## Task brief
Please copy every line of the records below that holds the word "screenshot".

## Supplied records

--

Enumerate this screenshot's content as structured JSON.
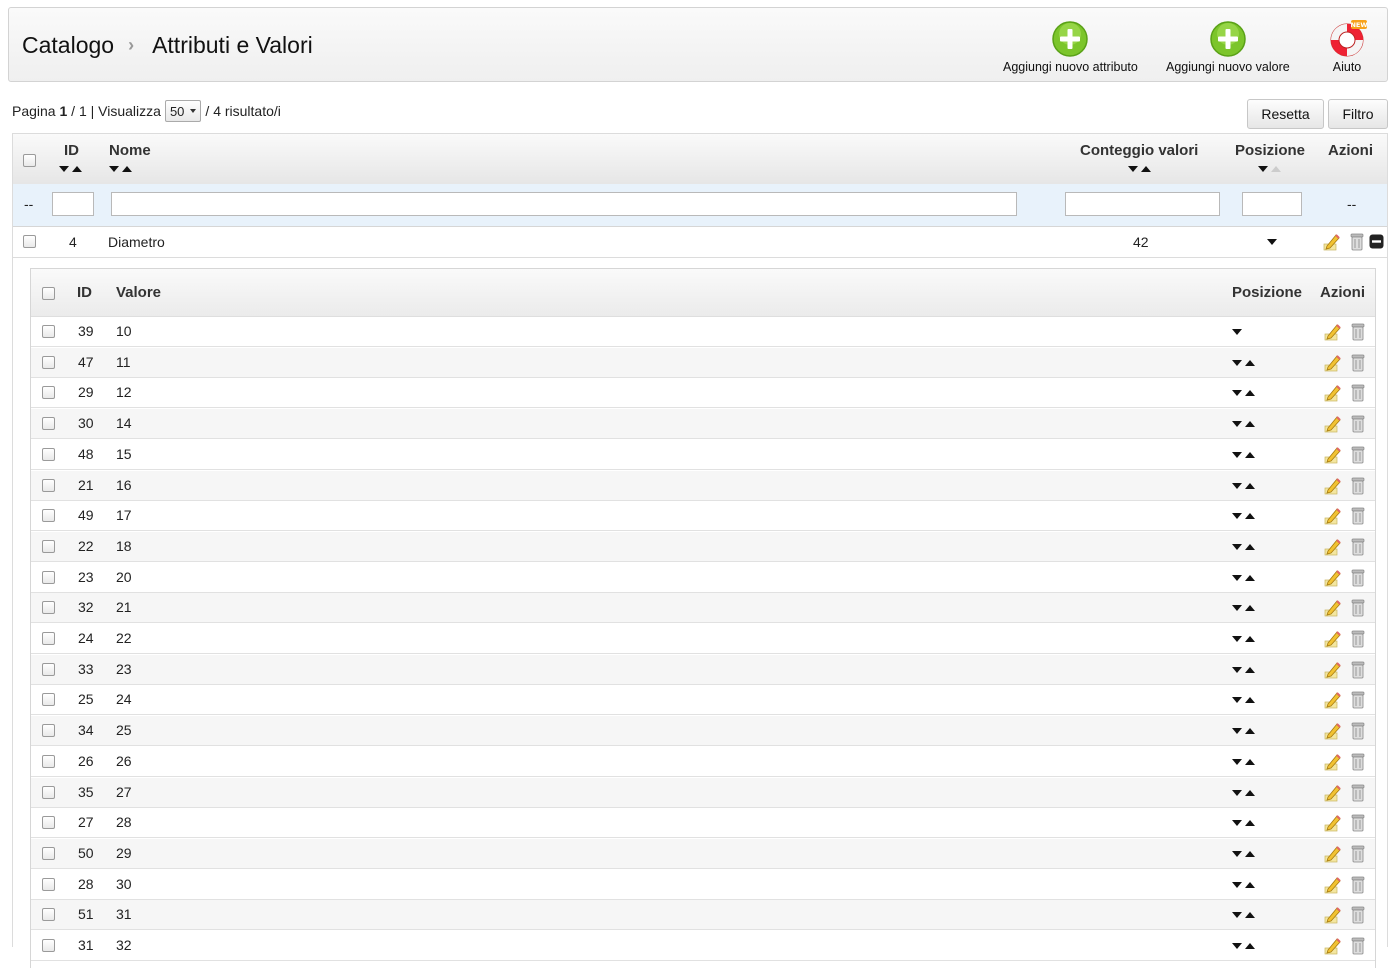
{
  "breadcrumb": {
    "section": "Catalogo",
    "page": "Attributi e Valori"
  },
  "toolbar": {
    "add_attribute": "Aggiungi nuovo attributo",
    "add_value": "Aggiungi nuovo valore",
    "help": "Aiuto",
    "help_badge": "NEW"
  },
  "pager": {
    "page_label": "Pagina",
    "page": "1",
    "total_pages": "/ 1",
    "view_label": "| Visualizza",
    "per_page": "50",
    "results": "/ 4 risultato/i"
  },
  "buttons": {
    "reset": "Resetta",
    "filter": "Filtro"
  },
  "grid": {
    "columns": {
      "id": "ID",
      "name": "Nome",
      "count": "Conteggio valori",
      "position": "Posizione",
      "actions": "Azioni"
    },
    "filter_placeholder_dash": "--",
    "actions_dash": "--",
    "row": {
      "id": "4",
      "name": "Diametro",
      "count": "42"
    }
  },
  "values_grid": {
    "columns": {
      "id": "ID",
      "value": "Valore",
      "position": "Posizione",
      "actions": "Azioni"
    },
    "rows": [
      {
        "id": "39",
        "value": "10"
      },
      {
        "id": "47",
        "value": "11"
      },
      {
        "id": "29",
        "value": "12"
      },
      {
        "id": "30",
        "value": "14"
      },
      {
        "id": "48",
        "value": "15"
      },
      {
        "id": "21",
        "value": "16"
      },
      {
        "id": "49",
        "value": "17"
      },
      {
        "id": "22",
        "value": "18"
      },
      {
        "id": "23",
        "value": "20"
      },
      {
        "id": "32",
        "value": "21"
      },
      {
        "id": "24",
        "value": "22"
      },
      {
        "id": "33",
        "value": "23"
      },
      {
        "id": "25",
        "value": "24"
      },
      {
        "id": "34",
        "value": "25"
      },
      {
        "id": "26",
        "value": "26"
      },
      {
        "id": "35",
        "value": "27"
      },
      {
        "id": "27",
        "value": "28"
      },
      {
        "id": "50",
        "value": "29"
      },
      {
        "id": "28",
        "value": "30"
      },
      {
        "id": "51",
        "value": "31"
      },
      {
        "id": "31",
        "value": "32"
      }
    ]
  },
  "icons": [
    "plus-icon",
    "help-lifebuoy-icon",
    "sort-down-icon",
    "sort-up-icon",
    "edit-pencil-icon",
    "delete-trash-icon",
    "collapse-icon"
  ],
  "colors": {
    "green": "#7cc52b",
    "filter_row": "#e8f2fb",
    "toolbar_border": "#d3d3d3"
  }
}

--

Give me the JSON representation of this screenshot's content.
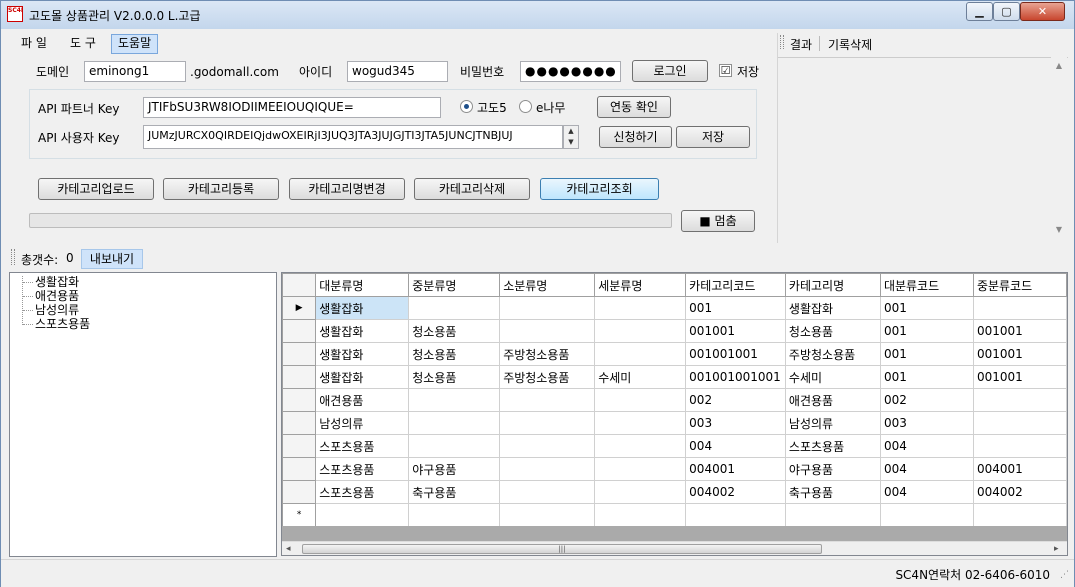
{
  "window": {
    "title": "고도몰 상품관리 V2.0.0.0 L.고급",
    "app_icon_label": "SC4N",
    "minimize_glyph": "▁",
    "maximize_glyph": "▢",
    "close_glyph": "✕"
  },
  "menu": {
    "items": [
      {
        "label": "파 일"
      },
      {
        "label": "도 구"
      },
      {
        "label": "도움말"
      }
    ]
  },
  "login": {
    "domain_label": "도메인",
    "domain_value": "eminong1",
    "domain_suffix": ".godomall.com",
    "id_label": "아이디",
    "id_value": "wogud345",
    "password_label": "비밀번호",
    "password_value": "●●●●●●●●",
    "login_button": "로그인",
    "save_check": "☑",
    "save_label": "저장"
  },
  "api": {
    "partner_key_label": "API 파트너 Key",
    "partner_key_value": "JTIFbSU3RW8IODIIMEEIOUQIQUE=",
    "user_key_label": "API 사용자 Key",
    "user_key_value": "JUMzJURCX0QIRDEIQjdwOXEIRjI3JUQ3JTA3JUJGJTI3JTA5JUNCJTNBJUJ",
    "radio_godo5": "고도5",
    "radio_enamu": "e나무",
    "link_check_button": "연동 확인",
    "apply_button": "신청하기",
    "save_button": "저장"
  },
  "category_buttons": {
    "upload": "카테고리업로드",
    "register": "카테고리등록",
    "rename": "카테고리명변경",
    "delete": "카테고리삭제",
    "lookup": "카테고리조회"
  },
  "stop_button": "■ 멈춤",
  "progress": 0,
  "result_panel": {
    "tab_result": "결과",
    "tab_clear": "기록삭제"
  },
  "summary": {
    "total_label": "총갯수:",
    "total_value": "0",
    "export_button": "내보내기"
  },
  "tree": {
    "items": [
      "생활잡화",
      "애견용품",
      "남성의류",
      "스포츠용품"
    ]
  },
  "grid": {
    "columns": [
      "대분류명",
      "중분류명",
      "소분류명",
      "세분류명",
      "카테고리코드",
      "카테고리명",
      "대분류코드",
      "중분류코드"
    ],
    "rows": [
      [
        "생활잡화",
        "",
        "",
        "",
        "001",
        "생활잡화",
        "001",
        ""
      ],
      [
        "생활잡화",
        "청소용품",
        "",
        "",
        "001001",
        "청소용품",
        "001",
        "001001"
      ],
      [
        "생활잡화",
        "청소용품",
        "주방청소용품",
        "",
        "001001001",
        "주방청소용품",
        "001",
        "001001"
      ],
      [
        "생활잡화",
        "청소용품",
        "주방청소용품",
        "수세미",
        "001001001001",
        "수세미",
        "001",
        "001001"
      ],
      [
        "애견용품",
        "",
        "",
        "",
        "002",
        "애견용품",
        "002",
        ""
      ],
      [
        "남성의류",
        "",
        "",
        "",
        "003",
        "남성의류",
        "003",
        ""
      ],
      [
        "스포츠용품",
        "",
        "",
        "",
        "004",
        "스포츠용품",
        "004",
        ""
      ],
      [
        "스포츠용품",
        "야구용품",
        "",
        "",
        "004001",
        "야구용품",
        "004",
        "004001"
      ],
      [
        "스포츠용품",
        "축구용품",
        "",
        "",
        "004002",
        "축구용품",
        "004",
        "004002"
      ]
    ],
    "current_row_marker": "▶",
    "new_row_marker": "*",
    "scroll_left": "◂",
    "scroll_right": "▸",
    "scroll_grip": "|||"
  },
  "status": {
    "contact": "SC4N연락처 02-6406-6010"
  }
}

--

## Answer for this exercise
Enumerate this screenshot's content as structured JSON.
Give me the JSON representation of this screenshot's content.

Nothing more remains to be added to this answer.